DATA TO USE =
"""
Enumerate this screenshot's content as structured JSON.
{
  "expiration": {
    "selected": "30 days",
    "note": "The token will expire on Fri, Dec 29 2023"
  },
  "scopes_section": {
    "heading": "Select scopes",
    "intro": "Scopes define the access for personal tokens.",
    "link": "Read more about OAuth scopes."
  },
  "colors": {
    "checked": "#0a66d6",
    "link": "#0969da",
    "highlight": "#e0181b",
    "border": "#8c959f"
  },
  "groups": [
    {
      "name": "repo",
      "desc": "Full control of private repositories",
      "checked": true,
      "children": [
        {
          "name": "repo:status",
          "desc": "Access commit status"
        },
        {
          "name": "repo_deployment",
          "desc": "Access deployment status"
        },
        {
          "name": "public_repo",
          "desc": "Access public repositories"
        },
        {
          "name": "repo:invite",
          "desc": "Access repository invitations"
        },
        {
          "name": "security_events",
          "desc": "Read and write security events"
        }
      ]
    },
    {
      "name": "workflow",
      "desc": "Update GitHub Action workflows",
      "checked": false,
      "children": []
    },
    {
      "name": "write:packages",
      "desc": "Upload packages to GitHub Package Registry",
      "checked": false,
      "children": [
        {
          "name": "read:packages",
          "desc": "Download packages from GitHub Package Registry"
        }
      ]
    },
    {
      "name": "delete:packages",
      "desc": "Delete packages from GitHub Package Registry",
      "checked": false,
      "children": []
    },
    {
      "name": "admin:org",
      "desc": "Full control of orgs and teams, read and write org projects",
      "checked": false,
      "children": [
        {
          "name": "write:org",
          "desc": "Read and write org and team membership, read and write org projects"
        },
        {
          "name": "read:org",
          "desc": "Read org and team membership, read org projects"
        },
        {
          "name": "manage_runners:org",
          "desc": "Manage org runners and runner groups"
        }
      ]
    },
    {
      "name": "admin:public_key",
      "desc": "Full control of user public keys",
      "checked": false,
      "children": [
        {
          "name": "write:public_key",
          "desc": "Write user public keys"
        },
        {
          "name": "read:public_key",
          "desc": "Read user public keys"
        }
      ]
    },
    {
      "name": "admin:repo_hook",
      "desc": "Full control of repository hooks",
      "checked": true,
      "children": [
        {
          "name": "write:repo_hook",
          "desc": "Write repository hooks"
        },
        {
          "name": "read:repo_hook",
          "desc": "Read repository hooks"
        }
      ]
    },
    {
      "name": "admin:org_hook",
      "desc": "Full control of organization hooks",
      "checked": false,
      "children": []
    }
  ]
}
"""
PROBLEM DETAILS = Using the entries above, find all lines with "groups". Copy them.

ANSWER TO THE TASK =
  "groups": [
          "desc": "Manage org runners and runner groups"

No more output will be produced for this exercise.